-- start INPUT --
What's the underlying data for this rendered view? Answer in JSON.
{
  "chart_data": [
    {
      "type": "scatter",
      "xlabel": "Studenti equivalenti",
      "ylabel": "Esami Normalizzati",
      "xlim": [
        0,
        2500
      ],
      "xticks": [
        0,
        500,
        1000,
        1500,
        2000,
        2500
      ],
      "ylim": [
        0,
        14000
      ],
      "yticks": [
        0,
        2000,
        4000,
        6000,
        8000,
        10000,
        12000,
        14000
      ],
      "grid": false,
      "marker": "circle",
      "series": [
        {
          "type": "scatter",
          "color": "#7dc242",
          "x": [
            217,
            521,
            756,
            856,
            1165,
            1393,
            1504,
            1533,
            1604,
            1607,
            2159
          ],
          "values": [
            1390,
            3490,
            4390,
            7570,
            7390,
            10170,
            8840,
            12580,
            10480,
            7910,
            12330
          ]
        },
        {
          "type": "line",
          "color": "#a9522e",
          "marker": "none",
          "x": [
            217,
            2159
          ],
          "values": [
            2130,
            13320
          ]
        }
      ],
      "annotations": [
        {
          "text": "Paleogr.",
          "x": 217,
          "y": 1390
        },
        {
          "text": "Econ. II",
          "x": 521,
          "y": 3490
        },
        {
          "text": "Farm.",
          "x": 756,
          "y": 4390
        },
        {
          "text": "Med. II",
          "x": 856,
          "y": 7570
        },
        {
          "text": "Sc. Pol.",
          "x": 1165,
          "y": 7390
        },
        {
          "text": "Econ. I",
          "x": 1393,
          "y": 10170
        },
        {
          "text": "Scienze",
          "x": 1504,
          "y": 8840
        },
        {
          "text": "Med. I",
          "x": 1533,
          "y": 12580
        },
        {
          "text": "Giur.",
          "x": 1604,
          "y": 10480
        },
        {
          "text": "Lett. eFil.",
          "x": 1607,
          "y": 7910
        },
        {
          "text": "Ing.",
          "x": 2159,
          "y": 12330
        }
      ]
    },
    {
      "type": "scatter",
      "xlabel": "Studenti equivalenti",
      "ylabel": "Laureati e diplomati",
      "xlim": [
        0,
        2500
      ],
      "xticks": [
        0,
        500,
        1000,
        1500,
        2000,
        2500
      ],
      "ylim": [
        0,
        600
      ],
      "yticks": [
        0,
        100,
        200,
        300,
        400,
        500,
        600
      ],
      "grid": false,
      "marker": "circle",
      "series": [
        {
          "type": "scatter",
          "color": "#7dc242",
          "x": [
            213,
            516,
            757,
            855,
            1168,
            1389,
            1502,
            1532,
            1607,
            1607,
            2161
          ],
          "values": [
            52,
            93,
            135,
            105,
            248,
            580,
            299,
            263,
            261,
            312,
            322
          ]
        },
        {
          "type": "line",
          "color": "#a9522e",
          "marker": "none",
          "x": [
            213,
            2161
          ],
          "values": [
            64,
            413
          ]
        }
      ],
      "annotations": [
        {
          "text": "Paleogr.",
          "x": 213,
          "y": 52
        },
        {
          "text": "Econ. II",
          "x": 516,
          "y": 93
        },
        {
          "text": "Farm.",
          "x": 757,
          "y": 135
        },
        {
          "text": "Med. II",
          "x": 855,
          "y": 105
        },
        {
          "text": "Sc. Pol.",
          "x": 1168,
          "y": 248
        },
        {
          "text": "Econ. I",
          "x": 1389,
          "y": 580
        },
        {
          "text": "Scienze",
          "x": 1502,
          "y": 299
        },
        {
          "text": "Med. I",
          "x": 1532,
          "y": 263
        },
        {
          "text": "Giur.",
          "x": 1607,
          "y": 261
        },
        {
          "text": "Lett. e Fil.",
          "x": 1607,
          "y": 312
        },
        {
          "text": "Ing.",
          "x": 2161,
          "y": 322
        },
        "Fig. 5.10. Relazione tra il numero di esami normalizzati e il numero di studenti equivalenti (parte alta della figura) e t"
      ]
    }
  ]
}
-- end INPUT --
Copy out the data shown above without altering anything.

What's the underlying data for this rendered view? Answer in JSON.
{
  "chart_data": [
    {
      "type": "scatter",
      "xlabel": "Studenti equivalenti",
      "ylabel": "Esami Normalizzati",
      "xlim": [
        0,
        2500
      ],
      "xticks": [
        0,
        500,
        1000,
        1500,
        2000,
        2500
      ],
      "ylim": [
        0,
        14000
      ],
      "yticks": [
        0,
        2000,
        4000,
        6000,
        8000,
        10000,
        12000,
        14000
      ],
      "grid": false,
      "marker": "circle",
      "series": [
        {
          "type": "scatter",
          "color": "#7dc242",
          "x": [
            217,
            521,
            756,
            856,
            1165,
            1393,
            1504,
            1533,
            1604,
            1607,
            2159
          ],
          "values": [
            1390,
            3490,
            4390,
            7570,
            7390,
            10170,
            8840,
            12580,
            10480,
            7910,
            12330
          ]
        },
        {
          "type": "line",
          "color": "#a9522e",
          "marker": "none",
          "x": [
            217,
            2159
          ],
          "values": [
            2130,
            13320
          ]
        }
      ],
      "annotations": [
        {
          "text": "Paleogr.",
          "x": 217,
          "y": 1390
        },
        {
          "text": "Econ. II",
          "x": 521,
          "y": 3490
        },
        {
          "text": "Farm.",
          "x": 756,
          "y": 4390
        },
        {
          "text": "Med. II",
          "x": 856,
          "y": 7570
        },
        {
          "text": "Sc. Pol.",
          "x": 1165,
          "y": 7390
        },
        {
          "text": "Econ. I",
          "x": 1393,
          "y": 10170
        },
        {
          "text": "Scienze",
          "x": 1504,
          "y": 8840
        },
        {
          "text": "Med. I",
          "x": 1533,
          "y": 12580
        },
        {
          "text": "Giur.",
          "x": 1604,
          "y": 10480
        },
        {
          "text": "Lett. eFil.",
          "x": 1607,
          "y": 7910
        },
        {
          "text": "Ing.",
          "x": 2159,
          "y": 12330
        }
      ]
    },
    {
      "type": "scatter",
      "xlabel": "Studenti equivalenti",
      "ylabel": "Laureati e diplomati",
      "xlim": [
        0,
        2500
      ],
      "xticks": [
        0,
        500,
        1000,
        1500,
        2000,
        2500
      ],
      "ylim": [
        0,
        600
      ],
      "yticks": [
        0,
        100,
        200,
        300,
        400,
        500,
        600
      ],
      "grid": false,
      "marker": "circle",
      "series": [
        {
          "type": "scatter",
          "color": "#7dc242",
          "x": [
            213,
            516,
            757,
            855,
            1168,
            1389,
            1502,
            1532,
            1607,
            1607,
            2161
          ],
          "values": [
            52,
            93,
            135,
            105,
            248,
            580,
            299,
            263,
            261,
            312,
            322
          ]
        },
        {
          "type": "line",
          "color": "#a9522e",
          "marker": "none",
          "x": [
            213,
            2161
          ],
          "values": [
            64,
            413
          ]
        }
      ],
      "annotations": [
        {
          "text": "Paleogr.",
          "x": 213,
          "y": 52
        },
        {
          "text": "Econ. II",
          "x": 516,
          "y": 93
        },
        {
          "text": "Farm.",
          "x": 757,
          "y": 135
        },
        {
          "text": "Med. II",
          "x": 855,
          "y": 105
        },
        {
          "text": "Sc. Pol.",
          "x": 1168,
          "y": 248
        },
        {
          "text": "Econ. I",
          "x": 1389,
          "y": 580
        },
        {
          "text": "Scienze",
          "x": 1502,
          "y": 299
        },
        {
          "text": "Med. I",
          "x": 1532,
          "y": 263
        },
        {
          "text": "Giur.",
          "x": 1607,
          "y": 261
        },
        {
          "text": "Lett. e Fil.",
          "x": 1607,
          "y": 312
        },
        {
          "text": "Ing.",
          "x": 2161,
          "y": 322
        },
        "Fig. 5.10. Relazione tra il numero di esami normalizzati e il numero di studenti equivalenti (parte alta della figura) e t"
      ]
    }
  ]
}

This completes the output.